■ **WRITTEN PROBLEM**
Tally the lines holding the word "tissu" and state the count by itself.

* Start EXTRACTED MATERIAL *

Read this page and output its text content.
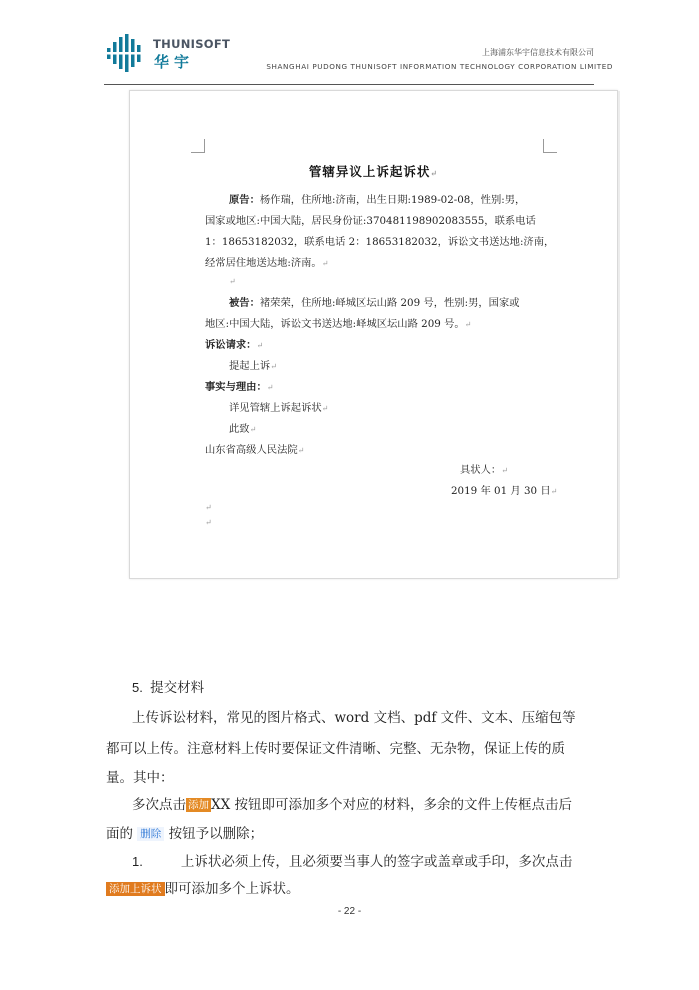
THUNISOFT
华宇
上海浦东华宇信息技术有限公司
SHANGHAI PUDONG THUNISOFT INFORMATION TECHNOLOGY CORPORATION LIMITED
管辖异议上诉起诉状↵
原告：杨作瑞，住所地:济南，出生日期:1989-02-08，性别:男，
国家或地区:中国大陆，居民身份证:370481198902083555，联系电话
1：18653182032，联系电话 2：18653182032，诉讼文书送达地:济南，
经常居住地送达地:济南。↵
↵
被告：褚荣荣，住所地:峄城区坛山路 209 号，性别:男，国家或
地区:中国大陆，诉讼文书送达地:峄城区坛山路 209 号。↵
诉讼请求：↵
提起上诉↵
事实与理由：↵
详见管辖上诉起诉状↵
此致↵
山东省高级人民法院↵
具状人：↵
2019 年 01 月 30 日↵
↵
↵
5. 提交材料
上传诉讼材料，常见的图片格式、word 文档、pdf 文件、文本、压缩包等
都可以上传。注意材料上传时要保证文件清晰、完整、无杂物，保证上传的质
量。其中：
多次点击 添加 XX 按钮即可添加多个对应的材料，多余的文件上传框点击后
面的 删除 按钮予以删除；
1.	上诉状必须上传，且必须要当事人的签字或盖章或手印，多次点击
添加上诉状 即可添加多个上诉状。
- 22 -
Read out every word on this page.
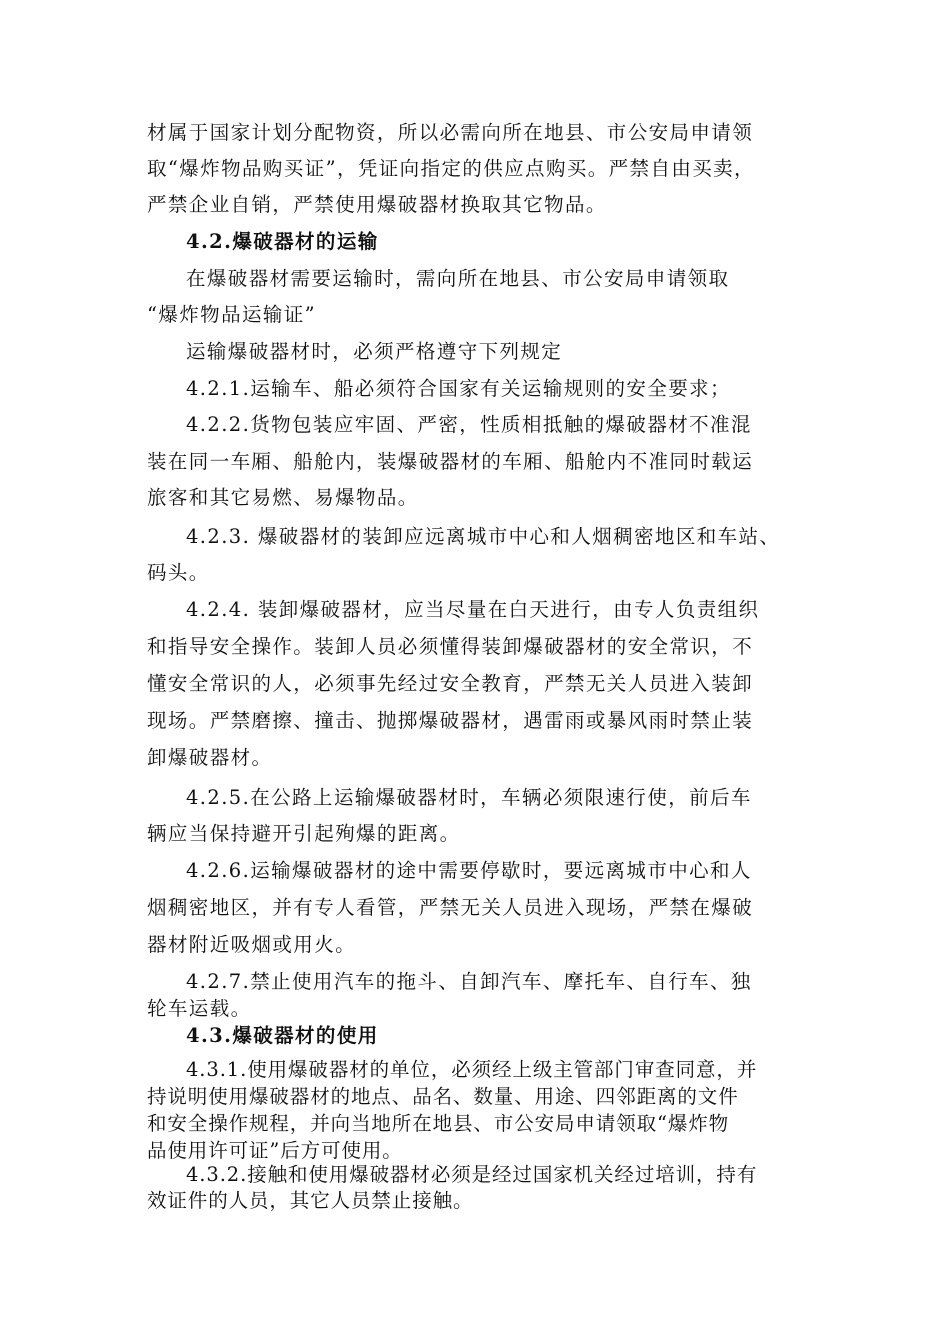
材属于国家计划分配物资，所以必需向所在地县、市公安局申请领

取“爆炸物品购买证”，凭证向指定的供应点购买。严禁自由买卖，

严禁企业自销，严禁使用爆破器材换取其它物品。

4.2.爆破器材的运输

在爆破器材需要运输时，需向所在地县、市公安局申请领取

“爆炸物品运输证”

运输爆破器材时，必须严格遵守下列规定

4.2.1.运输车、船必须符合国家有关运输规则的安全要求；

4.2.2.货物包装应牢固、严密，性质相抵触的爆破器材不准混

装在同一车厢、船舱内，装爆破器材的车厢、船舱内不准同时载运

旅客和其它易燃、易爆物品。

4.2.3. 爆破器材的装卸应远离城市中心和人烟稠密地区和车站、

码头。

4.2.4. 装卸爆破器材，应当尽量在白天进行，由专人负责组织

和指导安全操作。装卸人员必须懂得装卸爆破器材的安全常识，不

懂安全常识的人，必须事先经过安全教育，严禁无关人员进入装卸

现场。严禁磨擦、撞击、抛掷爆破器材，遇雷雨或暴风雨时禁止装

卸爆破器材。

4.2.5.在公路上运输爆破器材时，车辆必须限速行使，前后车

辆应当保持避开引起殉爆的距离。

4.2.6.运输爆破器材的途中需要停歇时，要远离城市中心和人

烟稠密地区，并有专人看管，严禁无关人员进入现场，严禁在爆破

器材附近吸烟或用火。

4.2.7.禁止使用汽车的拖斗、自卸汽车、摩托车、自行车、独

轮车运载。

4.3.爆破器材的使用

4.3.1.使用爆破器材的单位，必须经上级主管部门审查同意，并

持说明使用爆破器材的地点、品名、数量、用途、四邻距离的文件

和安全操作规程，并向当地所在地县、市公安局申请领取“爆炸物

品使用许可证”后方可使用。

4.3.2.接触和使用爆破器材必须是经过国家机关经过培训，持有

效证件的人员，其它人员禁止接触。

* End EXTRACTED MATERIAL *
* Start EXTRACTED MATERIAL *

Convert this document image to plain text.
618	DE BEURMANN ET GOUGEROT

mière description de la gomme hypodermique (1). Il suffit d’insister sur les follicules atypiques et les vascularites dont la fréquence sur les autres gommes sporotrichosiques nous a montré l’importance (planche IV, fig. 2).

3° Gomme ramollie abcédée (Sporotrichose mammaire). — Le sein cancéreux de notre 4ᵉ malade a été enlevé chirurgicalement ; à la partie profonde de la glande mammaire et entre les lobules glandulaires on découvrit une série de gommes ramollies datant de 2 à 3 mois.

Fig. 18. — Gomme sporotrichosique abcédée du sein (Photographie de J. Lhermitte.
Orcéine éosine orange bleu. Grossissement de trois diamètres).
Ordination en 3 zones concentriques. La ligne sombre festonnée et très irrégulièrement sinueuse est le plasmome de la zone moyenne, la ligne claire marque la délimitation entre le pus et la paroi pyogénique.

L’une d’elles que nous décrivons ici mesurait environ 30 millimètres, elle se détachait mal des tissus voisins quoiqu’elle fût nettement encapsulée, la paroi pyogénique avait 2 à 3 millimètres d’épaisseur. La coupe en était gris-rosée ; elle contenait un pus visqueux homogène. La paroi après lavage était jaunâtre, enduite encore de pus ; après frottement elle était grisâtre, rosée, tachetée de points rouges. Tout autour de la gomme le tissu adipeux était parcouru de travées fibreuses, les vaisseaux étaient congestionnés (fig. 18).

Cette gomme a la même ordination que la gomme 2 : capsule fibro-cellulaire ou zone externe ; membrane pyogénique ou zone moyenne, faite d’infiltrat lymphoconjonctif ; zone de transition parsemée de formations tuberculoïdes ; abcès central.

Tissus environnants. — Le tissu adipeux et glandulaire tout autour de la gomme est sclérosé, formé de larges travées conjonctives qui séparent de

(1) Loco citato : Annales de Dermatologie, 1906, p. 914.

* End EXTRACTED MATERIAL *

■ **EXERCISE OUTPUT**
2